:: AIM OF THE TASK ::
Extract all lines from the data beneath that include the word "color".
|---|
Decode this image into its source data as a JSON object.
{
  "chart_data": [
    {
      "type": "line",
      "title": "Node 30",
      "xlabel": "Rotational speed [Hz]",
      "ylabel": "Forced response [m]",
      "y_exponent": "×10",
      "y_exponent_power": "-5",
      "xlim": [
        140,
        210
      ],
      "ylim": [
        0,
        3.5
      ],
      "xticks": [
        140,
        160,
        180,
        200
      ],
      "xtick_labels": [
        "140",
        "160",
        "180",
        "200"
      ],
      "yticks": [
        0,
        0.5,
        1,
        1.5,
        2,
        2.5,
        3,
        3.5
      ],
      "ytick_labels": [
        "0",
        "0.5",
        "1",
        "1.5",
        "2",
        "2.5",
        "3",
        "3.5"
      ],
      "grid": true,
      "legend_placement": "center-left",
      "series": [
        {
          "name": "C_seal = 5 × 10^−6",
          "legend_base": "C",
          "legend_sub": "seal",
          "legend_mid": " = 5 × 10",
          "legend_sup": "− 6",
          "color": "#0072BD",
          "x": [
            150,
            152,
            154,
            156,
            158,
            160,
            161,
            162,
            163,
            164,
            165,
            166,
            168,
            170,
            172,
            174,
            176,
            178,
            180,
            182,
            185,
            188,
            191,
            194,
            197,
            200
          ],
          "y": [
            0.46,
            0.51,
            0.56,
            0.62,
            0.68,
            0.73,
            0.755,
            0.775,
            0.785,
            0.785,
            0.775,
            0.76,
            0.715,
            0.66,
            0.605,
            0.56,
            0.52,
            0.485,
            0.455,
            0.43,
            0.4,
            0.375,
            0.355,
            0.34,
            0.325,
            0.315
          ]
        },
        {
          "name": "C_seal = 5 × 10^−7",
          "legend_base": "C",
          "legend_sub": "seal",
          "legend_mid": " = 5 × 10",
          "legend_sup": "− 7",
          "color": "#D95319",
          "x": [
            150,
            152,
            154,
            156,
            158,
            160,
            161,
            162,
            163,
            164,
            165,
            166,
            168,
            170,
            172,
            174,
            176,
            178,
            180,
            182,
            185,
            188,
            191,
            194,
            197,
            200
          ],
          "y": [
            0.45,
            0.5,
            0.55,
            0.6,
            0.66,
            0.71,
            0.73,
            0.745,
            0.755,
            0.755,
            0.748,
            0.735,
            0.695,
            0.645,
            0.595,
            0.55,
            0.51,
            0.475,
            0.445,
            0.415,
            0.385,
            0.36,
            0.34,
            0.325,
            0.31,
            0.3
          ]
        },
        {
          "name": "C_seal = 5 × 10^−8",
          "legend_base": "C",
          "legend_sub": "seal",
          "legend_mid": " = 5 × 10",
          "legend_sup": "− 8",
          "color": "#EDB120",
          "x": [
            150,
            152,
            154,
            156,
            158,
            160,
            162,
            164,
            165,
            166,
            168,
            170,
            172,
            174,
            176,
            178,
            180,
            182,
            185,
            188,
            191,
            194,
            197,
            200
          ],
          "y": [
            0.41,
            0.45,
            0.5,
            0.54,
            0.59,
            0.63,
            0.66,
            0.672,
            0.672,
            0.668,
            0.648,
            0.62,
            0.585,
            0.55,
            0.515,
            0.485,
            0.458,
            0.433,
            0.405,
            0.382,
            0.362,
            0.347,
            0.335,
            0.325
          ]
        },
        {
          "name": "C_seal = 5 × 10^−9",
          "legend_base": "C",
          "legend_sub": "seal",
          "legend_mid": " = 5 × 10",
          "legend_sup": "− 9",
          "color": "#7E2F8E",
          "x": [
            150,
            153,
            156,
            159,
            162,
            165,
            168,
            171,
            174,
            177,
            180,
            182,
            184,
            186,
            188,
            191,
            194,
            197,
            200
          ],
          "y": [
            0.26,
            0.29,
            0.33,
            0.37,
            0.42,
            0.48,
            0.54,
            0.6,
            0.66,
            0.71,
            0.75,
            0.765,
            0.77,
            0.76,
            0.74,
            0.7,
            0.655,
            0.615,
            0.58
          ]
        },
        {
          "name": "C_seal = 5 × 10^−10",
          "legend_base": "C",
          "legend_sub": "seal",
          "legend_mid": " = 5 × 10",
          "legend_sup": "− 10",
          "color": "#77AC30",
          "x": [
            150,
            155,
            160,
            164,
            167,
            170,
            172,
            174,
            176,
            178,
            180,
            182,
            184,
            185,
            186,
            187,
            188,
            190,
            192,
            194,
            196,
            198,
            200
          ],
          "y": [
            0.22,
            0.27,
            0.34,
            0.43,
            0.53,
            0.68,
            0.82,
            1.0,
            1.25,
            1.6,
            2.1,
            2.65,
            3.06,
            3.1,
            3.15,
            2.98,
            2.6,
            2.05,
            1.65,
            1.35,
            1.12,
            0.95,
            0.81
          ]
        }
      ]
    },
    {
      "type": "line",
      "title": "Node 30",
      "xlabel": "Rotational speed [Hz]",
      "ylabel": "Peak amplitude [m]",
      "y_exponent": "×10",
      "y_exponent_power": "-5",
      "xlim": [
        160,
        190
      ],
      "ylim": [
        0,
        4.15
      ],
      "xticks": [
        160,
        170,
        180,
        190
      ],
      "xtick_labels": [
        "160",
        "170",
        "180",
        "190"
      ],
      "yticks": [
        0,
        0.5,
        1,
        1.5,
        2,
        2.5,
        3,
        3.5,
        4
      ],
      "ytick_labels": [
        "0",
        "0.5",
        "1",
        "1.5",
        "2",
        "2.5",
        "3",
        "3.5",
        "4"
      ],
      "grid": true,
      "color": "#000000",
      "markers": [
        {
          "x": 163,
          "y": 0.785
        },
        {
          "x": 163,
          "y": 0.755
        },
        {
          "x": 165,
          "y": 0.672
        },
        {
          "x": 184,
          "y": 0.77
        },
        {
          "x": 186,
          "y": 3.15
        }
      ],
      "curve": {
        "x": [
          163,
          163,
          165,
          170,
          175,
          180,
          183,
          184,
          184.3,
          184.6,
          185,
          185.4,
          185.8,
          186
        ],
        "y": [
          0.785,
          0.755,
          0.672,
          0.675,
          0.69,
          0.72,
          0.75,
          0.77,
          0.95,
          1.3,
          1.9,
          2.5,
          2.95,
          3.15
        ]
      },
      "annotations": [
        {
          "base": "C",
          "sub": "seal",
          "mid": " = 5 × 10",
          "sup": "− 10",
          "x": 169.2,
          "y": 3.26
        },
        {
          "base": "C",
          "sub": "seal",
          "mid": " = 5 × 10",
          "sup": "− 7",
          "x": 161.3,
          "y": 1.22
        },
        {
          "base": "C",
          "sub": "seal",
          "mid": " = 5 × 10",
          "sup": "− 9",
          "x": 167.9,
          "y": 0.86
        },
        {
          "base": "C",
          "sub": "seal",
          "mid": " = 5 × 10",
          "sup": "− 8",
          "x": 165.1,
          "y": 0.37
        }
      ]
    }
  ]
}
|---|
:: THE REPLY ::
          "color": "#0072BD",
          "color": "#D95319",
          "color": "#EDB120",
          "color": "#7E2F8E",
          "color": "#77AC30",
      "color": "#000000",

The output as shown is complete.